▸ WHAT THE TASK REQUIRES:
Gather every line in the records below that contains the word "color".
--- start ---
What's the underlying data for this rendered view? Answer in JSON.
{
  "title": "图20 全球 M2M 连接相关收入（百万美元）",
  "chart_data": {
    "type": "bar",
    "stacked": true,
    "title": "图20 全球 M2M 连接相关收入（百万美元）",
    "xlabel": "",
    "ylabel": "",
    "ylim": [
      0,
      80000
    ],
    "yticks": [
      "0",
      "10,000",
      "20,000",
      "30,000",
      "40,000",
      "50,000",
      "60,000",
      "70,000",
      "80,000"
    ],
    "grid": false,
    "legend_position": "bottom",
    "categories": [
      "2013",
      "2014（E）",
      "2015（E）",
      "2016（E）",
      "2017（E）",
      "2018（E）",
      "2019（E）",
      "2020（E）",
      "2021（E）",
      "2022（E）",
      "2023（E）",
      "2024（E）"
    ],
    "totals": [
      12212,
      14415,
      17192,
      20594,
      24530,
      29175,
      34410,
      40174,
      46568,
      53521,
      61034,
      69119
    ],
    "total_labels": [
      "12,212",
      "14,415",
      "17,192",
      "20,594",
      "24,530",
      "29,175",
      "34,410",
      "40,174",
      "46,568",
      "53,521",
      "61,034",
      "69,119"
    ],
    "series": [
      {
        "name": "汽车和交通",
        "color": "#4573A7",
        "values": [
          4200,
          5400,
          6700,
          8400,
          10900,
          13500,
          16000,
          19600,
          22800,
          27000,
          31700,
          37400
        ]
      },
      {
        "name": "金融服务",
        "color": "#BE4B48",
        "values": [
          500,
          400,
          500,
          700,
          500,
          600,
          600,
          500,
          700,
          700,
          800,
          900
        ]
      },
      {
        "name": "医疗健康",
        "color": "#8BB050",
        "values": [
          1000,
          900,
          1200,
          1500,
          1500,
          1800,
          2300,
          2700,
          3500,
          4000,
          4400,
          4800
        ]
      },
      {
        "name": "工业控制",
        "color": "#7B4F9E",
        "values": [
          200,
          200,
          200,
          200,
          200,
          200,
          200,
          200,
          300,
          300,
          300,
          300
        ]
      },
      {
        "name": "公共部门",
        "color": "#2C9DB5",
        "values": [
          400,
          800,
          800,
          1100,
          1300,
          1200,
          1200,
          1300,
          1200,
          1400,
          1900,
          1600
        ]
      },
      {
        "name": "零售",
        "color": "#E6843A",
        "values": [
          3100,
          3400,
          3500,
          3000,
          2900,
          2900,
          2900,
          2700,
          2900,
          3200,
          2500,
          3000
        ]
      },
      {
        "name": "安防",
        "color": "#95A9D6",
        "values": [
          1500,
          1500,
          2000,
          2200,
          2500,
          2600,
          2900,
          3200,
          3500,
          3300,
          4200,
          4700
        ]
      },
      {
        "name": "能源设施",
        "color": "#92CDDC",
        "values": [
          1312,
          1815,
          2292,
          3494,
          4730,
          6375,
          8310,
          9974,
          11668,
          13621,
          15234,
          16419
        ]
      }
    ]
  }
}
--- end ---
▸ ANSWER FOR THE TASK:
        "color": "#4573A7",
        "color": "#BE4B48",
        "color": "#8BB050",
        "color": "#7B4F9E",
        "color": "#2C9DB5",
        "color": "#E6843A",
        "color": "#95A9D6",
        "color": "#92CDDC",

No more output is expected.